### Directions for this task
Output every entry exactly as written, skipping any pictures.

### Dataset content
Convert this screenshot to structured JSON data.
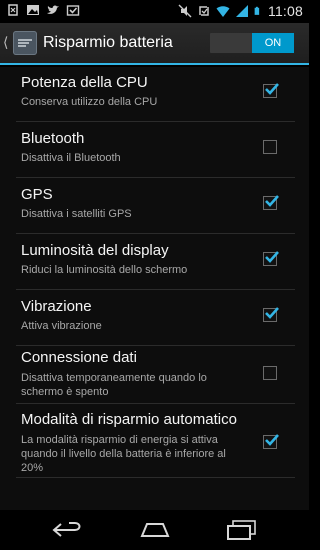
{
  "status_bar": {
    "time": "11:08",
    "left_icons": [
      "usb-debug-icon",
      "gallery-icon",
      "twitter-icon",
      "download-complete-icon"
    ],
    "right_icons": [
      "mute-icon",
      "sync-icon",
      "wifi-icon",
      "signal-icon",
      "battery-icon"
    ]
  },
  "action_bar": {
    "title": "Risparmio batteria",
    "toggle_label": "ON",
    "toggle_on": true,
    "accent": "#33b5e5"
  },
  "settings": [
    {
      "title": "Potenza della CPU",
      "summary": "Conserva utilizzo della CPU",
      "checked": true
    },
    {
      "title": "Bluetooth",
      "summary": "Disattiva il Bluetooth",
      "checked": false
    },
    {
      "title": "GPS",
      "summary": "Disattiva i satelliti GPS",
      "checked": true
    },
    {
      "title": "Luminosità del display",
      "summary": "Riduci la luminosità dello schermo",
      "checked": true
    },
    {
      "title": "Vibrazione",
      "summary": "Attiva vibrazione",
      "checked": true
    },
    {
      "title": "Connessione dati",
      "summary": "Disattiva temporaneamente quando lo schermo è spento",
      "checked": false
    },
    {
      "title": "Modalità di risparmio automatico",
      "summary": "La modalità risparmio di energia si attiva quando il livello della batteria è inferiore al 20%",
      "checked": true
    }
  ],
  "checkbox_color": "#33b5e5",
  "nav_bar": {
    "buttons": [
      "back-icon",
      "home-icon",
      "recent-apps-icon"
    ]
  }
}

### Task result
Convert this screenshot to structured JSON data.
{
  "status_bar": {
    "time": "11:08",
    "left_icons": [
      "usb-debug-icon",
      "gallery-icon",
      "twitter-icon",
      "download-complete-icon"
    ],
    "right_icons": [
      "mute-icon",
      "sync-icon",
      "wifi-icon",
      "signal-icon",
      "battery-icon"
    ]
  },
  "action_bar": {
    "title": "Risparmio batteria",
    "toggle_label": "ON",
    "toggle_on": true,
    "accent": "#33b5e5"
  },
  "settings": [
    {
      "title": "Potenza della CPU",
      "summary": "Conserva utilizzo della CPU",
      "checked": true
    },
    {
      "title": "Bluetooth",
      "summary": "Disattiva il Bluetooth",
      "checked": false
    },
    {
      "title": "GPS",
      "summary": "Disattiva i satelliti GPS",
      "checked": true
    },
    {
      "title": "Luminosità del display",
      "summary": "Riduci la luminosità dello schermo",
      "checked": true
    },
    {
      "title": "Vibrazione",
      "summary": "Attiva vibrazione",
      "checked": true
    },
    {
      "title": "Connessione dati",
      "summary": "Disattiva temporaneamente quando lo schermo è spento",
      "checked": false
    },
    {
      "title": "Modalità di risparmio automatico",
      "summary": "La modalità risparmio di energia si attiva quando il livello della batteria è inferiore al 20%",
      "checked": true
    }
  ],
  "checkbox_color": "#33b5e5",
  "nav_bar": {
    "buttons": [
      "back-icon",
      "home-icon",
      "recent-apps-icon"
    ]
  }
}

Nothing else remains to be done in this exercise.